-- Start Exercise material --
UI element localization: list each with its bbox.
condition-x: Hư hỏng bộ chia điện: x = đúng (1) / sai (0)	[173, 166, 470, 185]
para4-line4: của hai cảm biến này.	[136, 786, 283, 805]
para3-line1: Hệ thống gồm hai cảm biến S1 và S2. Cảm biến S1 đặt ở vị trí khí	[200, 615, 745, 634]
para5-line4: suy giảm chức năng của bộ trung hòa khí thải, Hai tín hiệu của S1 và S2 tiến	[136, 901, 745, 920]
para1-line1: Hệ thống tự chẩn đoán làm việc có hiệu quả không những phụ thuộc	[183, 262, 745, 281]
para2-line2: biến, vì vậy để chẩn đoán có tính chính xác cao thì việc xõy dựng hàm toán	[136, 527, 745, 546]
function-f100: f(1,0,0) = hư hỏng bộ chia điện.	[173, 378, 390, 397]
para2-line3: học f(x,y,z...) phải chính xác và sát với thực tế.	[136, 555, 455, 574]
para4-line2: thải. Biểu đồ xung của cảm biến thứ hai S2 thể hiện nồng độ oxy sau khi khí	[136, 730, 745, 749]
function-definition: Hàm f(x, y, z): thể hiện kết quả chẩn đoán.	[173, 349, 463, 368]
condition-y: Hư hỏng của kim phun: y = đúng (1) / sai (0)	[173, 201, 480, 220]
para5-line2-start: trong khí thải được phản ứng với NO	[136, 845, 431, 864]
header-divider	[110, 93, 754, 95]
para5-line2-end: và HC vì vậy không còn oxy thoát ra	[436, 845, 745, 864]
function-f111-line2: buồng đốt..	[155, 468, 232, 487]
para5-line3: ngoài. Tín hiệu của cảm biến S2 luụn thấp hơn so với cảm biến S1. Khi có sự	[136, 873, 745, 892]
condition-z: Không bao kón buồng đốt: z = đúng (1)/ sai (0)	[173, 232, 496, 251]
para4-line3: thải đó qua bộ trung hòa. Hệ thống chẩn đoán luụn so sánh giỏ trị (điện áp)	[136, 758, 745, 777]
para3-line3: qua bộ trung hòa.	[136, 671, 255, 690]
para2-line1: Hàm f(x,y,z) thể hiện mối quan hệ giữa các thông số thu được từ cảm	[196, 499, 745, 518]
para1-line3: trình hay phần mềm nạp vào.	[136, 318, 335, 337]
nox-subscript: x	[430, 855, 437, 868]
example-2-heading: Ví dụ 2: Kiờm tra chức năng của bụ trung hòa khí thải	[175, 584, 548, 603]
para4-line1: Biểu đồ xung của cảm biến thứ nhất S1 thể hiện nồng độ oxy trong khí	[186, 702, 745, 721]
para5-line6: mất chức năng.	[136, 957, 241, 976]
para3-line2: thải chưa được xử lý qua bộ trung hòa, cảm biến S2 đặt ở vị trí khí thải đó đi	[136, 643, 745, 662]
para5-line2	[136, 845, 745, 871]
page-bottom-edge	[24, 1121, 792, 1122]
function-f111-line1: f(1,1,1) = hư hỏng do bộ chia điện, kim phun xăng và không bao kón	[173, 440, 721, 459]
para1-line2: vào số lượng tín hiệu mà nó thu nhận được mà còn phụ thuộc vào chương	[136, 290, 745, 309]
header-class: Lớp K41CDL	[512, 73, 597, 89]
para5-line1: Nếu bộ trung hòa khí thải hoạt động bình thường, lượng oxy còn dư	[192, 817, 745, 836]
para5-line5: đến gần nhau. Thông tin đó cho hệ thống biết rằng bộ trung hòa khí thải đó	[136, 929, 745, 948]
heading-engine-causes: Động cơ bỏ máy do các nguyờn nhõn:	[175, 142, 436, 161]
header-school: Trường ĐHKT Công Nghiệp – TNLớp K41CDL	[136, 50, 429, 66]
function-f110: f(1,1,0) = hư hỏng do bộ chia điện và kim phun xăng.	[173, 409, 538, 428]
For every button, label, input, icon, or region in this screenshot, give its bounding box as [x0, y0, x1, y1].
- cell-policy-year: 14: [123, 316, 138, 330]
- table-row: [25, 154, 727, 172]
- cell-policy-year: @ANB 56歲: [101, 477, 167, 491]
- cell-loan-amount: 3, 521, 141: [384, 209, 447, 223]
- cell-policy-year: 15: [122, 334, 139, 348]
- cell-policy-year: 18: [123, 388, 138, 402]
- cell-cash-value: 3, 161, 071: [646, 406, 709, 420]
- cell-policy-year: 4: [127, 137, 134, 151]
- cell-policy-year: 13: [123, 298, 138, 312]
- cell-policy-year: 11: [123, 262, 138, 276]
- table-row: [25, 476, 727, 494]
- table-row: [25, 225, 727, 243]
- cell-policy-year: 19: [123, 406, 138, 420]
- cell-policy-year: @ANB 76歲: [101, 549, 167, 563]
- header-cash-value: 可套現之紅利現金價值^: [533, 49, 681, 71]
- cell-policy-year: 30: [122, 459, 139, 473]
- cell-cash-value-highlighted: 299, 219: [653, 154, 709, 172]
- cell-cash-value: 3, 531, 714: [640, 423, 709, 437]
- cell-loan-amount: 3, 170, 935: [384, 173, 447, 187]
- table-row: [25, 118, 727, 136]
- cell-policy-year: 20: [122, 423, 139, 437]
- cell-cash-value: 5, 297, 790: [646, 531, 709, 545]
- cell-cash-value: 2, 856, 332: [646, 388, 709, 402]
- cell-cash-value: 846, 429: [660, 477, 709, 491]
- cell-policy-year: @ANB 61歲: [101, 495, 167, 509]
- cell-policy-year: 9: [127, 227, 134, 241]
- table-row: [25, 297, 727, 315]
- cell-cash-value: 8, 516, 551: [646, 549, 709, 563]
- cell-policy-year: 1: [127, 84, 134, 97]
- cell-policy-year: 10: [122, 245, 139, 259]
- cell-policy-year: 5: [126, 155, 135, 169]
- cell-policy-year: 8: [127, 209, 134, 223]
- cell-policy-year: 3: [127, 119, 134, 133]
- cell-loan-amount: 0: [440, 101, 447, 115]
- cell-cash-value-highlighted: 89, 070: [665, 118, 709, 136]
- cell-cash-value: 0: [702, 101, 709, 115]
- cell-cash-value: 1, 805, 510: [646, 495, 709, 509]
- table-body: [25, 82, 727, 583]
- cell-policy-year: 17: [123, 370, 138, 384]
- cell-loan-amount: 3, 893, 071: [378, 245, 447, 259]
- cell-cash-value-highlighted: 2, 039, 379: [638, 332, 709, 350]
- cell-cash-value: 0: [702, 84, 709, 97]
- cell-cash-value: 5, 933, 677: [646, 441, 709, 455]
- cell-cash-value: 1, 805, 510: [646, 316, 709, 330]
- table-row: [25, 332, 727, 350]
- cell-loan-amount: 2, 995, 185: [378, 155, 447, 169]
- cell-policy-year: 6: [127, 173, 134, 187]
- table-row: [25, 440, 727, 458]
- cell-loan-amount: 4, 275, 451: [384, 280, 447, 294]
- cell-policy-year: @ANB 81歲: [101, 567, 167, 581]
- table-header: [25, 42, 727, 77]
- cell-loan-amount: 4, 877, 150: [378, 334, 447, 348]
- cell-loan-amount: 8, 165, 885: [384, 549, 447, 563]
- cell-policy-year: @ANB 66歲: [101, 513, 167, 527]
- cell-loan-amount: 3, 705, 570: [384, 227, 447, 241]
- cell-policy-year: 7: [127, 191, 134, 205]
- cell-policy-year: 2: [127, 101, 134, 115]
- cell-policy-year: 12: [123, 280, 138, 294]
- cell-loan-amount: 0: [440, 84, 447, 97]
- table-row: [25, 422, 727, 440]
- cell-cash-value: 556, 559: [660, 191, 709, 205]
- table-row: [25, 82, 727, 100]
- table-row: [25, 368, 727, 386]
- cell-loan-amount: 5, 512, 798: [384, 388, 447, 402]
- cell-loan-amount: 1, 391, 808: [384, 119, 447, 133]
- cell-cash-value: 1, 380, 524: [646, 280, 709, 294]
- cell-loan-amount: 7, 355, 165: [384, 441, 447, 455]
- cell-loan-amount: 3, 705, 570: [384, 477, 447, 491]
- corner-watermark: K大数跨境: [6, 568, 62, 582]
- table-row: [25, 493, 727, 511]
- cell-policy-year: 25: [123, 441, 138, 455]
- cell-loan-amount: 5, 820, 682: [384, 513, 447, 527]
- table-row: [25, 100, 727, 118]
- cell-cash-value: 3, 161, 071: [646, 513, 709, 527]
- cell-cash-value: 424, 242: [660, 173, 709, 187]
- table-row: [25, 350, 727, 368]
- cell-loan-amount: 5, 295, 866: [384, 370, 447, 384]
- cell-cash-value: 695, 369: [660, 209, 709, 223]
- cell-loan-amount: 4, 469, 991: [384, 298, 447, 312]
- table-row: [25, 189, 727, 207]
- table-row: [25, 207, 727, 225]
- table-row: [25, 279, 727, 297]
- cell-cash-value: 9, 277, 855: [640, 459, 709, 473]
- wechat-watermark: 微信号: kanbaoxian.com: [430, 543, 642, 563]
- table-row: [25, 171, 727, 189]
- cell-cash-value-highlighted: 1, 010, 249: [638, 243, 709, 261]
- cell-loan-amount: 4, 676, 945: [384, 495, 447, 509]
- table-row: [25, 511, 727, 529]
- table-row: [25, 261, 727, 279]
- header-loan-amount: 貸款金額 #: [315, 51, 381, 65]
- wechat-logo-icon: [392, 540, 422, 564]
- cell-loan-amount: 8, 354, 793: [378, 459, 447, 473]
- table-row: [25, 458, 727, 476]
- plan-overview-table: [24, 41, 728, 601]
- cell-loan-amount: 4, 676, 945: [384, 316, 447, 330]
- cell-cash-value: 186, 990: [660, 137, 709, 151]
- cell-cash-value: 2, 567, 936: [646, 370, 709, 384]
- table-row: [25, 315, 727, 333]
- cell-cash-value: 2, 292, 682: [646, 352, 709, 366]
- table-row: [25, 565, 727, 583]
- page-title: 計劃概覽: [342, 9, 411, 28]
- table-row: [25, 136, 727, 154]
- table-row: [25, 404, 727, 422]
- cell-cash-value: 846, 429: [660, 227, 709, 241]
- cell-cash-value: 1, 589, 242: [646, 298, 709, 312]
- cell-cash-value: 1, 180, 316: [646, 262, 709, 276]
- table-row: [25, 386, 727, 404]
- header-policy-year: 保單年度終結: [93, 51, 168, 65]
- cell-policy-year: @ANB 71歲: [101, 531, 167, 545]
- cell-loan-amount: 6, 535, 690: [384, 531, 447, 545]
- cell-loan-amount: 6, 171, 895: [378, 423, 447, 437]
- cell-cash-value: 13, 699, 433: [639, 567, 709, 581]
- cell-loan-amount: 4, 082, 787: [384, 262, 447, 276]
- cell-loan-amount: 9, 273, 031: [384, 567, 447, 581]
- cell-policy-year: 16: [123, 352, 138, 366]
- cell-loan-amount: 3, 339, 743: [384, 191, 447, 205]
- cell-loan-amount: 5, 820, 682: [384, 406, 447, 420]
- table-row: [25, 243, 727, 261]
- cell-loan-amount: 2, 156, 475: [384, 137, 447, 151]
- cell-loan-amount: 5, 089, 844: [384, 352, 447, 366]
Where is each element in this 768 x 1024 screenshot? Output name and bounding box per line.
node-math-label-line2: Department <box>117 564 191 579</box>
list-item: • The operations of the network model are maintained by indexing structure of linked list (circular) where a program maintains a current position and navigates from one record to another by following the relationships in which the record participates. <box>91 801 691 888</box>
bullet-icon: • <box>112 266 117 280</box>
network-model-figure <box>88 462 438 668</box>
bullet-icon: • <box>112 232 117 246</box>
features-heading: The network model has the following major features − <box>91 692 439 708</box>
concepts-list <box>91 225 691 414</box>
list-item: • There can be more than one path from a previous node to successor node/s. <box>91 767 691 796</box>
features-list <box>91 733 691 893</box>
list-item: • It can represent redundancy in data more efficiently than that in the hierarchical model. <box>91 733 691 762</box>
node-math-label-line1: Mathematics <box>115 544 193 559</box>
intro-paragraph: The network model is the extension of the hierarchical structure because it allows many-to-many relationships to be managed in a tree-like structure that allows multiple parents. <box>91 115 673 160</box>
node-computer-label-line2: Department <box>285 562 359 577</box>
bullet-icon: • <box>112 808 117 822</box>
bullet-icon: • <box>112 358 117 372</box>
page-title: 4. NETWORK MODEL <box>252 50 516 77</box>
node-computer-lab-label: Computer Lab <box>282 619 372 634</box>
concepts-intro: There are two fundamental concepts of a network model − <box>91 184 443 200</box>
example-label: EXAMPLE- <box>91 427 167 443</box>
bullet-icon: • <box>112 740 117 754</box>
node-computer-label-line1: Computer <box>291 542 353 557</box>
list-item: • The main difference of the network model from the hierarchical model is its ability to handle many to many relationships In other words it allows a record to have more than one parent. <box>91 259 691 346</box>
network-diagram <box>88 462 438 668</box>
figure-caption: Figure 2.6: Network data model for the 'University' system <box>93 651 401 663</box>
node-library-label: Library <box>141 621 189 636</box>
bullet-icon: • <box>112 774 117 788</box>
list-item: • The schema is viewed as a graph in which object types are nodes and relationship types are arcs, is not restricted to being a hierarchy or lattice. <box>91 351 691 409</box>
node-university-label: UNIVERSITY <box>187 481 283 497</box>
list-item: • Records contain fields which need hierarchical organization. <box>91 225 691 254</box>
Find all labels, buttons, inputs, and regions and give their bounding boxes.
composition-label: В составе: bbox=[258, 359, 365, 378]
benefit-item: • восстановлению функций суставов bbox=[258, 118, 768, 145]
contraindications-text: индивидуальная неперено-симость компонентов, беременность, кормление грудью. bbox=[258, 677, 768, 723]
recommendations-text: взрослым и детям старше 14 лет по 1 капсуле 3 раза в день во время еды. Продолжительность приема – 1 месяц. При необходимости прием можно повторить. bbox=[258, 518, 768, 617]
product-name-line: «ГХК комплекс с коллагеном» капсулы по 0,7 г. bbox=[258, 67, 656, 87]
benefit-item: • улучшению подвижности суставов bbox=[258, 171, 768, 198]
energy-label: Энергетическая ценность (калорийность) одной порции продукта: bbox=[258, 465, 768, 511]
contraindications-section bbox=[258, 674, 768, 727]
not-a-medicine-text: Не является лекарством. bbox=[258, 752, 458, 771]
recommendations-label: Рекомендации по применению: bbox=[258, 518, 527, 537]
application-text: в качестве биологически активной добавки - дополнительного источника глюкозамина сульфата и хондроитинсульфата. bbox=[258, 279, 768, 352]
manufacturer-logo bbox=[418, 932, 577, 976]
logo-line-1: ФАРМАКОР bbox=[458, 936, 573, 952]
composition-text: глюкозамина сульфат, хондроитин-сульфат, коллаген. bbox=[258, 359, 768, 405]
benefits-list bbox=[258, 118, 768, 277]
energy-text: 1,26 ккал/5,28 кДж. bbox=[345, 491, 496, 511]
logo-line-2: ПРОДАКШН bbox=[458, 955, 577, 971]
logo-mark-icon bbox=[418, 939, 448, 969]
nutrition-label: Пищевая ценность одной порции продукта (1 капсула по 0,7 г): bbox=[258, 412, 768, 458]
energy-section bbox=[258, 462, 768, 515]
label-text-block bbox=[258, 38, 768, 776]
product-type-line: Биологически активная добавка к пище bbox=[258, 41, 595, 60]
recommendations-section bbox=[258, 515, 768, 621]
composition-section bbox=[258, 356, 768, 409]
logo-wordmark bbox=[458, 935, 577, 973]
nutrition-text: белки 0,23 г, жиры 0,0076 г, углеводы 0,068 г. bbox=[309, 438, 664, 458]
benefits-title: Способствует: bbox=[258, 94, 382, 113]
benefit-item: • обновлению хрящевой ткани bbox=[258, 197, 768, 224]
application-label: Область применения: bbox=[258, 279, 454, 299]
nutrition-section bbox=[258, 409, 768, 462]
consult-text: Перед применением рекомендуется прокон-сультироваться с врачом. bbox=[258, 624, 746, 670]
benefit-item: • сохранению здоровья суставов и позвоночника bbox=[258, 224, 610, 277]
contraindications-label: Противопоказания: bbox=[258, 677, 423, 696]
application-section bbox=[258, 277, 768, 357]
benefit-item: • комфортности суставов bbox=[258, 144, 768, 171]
-- End Exercise material --
▶ [Problem to solve]
Turn the items from their first line through the line containing "para4-line3: thải đó", both included, into a JSON list of strings with one string per line and blank lines left out.

▶ [Solved exercise]
[
  "UI element localization: list each with its bbox.",
  "condition-x: Hư hỏng bộ chia điện: x = đúng (1) / sai (0)\t[173, 166, 470, 185]",
  "para4-line4: của hai cảm biến này.\t[136, 786, 283, 805]",
  "para3-line1: Hệ thống gồm hai cảm biến S1 và S2. Cảm biến S1 đặt ở vị trí khí\t[200, 615, 745, 634]",
  "para5-line4: suy giảm chức năng của bộ trung hòa khí thải, Hai tín hiệu của S1 và S2 tiến\t[136, 901, 745, 920]",
  "para1-line1: Hệ thống tự chẩn đoán làm việc có hiệu quả không những phụ thuộc\t[183, 262, 745, 281]",
  "para2-line2: biến, vì vậy để chẩn đoán có tính chính xác cao thì việc xõy dựng hàm toán\t[136, 527, 745, 546]",
  "function-f100: f(1,0,0) = hư hỏng bộ chia điện.\t[173, 378, 390, 397]",
  "para2-line3: học f(x,y,z...) phải chính xác và sát với thực tế.\t[136, 555, 455, 574]",
  "para4-line2: thải. Biểu đồ xung của cảm biến thứ hai S2 thể hiện nồng độ oxy sau khi khí\t[136, 730, 745, 749]",
  "function-definition: Hàm f(x, y, z): thể hiện kết quả chẩn đoán.\t[173, 349, 463, 368]",
  "condition-y: Hư hỏng của kim phun: y = đúng (1) / sai (0)\t[173, 201, 480, 220]",
  "para5-line2-start: trong khí thải được phản ứng với NO\t[136, 845, 431, 864]",
  "header-divider\t[110, 93, 754, 95]",
  "para5-line2-end: và HC vì vậy không còn oxy thoát ra\t[436, 845, 745, 864]",
  "function-f111-line2: buồng đốt..\t[155, 468, 232, 487]",
  "para5-line3: ngoài. Tín hiệu của cảm biến S2 luụn thấp hơn so với cảm biến S1. Khi có sự\t[136, 873, 745, 892]",
  "condition-z: Không bao kón buồng đốt: z = đúng (1)/ sai (0)\t[173, 232, 496, 251]",
  "para4-line3: thải đó qua bộ trung hòa. Hệ thống chẩn đoán luụn so sánh giỏ trị (điện áp)\t[136, 758, 745, 777]"
]